** START Provided records **
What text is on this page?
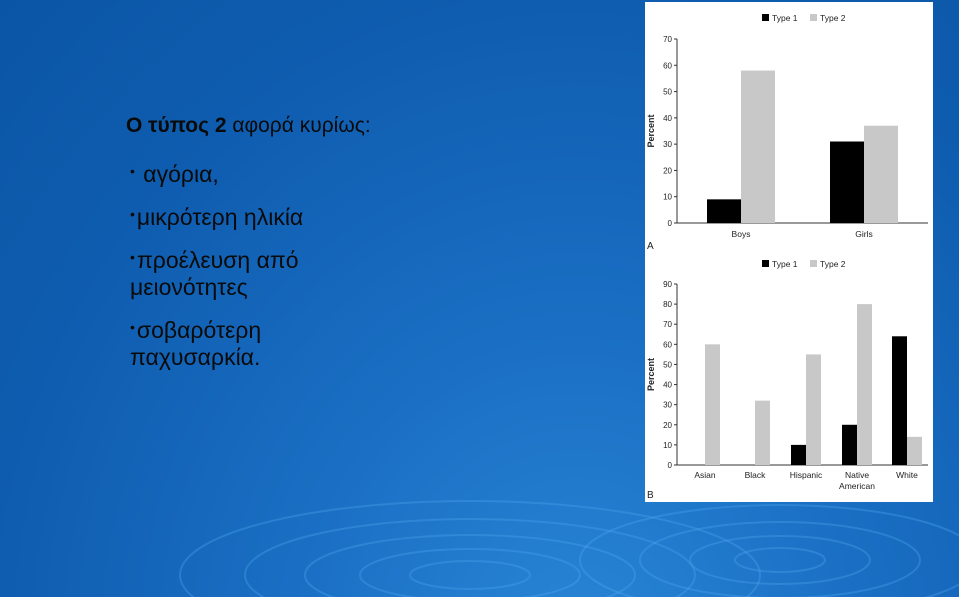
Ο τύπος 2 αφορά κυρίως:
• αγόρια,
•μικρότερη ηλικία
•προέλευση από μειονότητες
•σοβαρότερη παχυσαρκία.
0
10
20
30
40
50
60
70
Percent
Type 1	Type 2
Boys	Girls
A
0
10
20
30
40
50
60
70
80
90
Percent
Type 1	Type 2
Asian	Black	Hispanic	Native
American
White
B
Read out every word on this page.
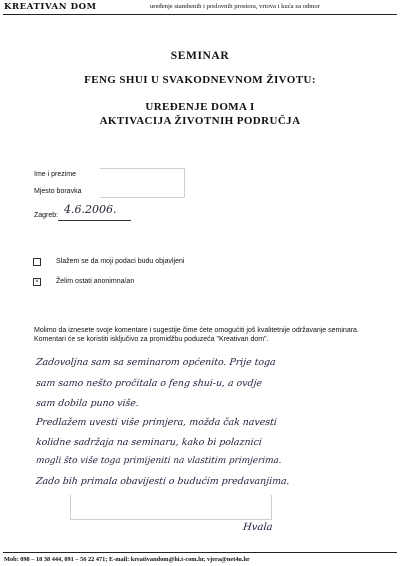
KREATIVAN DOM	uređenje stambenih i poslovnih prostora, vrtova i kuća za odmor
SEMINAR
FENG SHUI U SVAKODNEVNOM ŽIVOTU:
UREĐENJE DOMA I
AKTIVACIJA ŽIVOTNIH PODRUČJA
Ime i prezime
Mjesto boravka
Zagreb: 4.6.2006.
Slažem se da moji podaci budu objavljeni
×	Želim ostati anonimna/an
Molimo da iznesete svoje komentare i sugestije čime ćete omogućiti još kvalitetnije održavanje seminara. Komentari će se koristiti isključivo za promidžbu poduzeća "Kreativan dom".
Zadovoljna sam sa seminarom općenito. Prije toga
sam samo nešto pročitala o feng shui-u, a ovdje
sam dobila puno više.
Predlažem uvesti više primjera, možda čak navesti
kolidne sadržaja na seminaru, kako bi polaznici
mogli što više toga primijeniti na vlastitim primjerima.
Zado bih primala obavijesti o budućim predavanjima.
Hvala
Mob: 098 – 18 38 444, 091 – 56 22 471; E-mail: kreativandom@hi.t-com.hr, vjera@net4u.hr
** END Provided records **
### What the task requires
Make an exact copy of the records above, with the pictures left out.

### The output
What text is on this page?
Ο τύπος 2 αφορά κυρίως:
• αγόρια,
•μικρότερη ηλικία
•προέλευση από μειονότητες
•σοβαρότερη παχυσαρκία.
0
10
20
30
40
50
60
70
Percent
Type 1	Type 2
Boys	Girls
A
0
10
20
30
40
50
60
70
80
90
Percent
Type 1	Type 2
Asian	Black	Hispanic	Native
American
White
B
Read out every word on this page.
KREATIVAN DOM	uređenje stambenih i poslovnih prostora, vrtova i kuća za odmor
SEMINAR
FENG SHUI U SVAKODNEVNOM ŽIVOTU:
UREĐENJE DOMA I
AKTIVACIJA ŽIVOTNIH PODRUČJA
Ime i prezime
Mjesto boravka
Zagreb: 4.6.2006.
Slažem se da moji podaci budu objavljeni
×	Želim ostati anonimna/an
Molimo da iznesete svoje komentare i sugestije čime ćete omogućiti još kvalitetnije održavanje seminara. Komentari će se koristiti isključivo za promidžbu poduzeća "Kreativan dom".
Zadovoljna sam sa seminarom općenito. Prije toga
sam samo nešto pročitala o feng shui-u, a ovdje
sam dobila puno više.
Predlažem uvesti više primjera, možda čak navesti
kolidne sadržaja na seminaru, kako bi polaznici
mogli što više toga primijeniti na vlastitim primjerima.
Zado bih primala obavijesti o budućim predavanjima.
Hvala
Mob: 098 – 18 38 444, 091 – 56 22 471; E-mail: kreativandom@hi.t-com.hr, vjera@net4u.hr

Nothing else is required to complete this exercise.